■ **WHAT TO PRODUCE**
Write out the material below again, unchanged.

■ **SOURCE RECORDS**
::::::

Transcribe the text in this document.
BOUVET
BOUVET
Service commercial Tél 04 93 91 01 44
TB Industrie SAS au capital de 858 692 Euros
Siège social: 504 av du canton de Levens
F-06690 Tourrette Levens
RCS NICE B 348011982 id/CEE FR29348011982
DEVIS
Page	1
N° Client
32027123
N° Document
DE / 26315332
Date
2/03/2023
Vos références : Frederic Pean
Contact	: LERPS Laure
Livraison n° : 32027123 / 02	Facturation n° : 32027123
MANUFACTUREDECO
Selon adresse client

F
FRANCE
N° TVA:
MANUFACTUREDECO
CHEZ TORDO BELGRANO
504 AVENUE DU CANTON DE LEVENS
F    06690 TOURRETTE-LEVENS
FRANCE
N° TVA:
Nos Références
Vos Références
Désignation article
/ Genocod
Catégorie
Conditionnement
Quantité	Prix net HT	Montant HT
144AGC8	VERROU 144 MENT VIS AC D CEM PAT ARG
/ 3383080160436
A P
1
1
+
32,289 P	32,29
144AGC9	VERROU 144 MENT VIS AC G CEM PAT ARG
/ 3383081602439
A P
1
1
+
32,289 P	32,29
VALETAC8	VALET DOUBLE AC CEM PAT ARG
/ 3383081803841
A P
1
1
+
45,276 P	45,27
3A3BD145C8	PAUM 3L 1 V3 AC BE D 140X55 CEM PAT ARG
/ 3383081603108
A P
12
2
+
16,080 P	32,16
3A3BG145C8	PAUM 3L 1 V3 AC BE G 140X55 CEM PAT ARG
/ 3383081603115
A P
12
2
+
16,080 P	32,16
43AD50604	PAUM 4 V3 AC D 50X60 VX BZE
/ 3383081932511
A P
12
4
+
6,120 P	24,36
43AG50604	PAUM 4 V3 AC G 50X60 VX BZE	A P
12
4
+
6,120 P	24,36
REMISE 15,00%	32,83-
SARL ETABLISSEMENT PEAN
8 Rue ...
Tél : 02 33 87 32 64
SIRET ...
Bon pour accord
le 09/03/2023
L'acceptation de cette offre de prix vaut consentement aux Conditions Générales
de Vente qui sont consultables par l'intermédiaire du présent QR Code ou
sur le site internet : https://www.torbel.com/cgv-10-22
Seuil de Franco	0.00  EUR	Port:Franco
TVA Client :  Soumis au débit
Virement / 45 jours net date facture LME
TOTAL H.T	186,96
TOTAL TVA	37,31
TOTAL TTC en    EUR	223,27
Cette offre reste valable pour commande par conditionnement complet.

::::::

■ **RESPONSE FOR THIS EXERCISE**
Transcribe the text in this document.
BOUVET
BOUVET
Service commercial Tél 04 93 91 01 44
TB Industrie SAS au capital de 858 692 Euros
Siège social: 504 av du canton de Levens
F-06690 Tourrette Levens
RCS NICE B 348011982 id/CEE FR29348011982
DEVIS
Page	1
N° Client
32027123
N° Document
DE / 26315332
Date
2/03/2023
Vos références : Frederic Pean
Contact	: LERPS Laure
Livraison n° : 32027123 / 02	Facturation n° : 32027123
MANUFACTUREDECO
Selon adresse client

F
FRANCE
N° TVA:
MANUFACTUREDECO
CHEZ TORDO BELGRANO
504 AVENUE DU CANTON DE LEVENS
F    06690 TOURRETTE-LEVENS
FRANCE
N° TVA:
Nos Références
Vos Références
Désignation article
/ Genocod
Catégorie
Conditionnement
Quantité	Prix net HT	Montant HT
144AGC8	VERROU 144 MENT VIS AC D CEM PAT ARG
/ 3383080160436
A P
1
1
+
32,289 P	32,29
144AGC9	VERROU 144 MENT VIS AC G CEM PAT ARG
/ 3383081602439
A P
1
1
+
32,289 P	32,29
VALETAC8	VALET DOUBLE AC CEM PAT ARG
/ 3383081803841
A P
1
1
+
45,276 P	45,27
3A3BD145C8	PAUM 3L 1 V3 AC BE D 140X55 CEM PAT ARG
/ 3383081603108
A P
12
2
+
16,080 P	32,16
3A3BG145C8	PAUM 3L 1 V3 AC BE G 140X55 CEM PAT ARG
/ 3383081603115
A P
12
2
+
16,080 P	32,16
43AD50604	PAUM 4 V3 AC D 50X60 VX BZE
/ 3383081932511
A P
12
4
+
6,120 P	24,36
43AG50604	PAUM 4 V3 AC G 50X60 VX BZE	A P
12
4
+
6,120 P	24,36
REMISE 15,00%	32,83-
SARL ETABLISSEMENT PEAN
8 Rue ...
Tél : 02 33 87 32 64
SIRET ...
Bon pour accord
le 09/03/2023
L'acceptation de cette offre de prix vaut consentement aux Conditions Générales
de Vente qui sont consultables par l'intermédiaire du présent QR Code ou
sur le site internet : https://www.torbel.com/cgv-10-22
Seuil de Franco	0.00  EUR	Port:Franco
TVA Client :  Soumis au débit
Virement / 45 jours net date facture LME
TOTAL H.T	186,96
TOTAL TVA	37,31
TOTAL TTC en    EUR	223,27
Cette offre reste valable pour commande par conditionnement complet.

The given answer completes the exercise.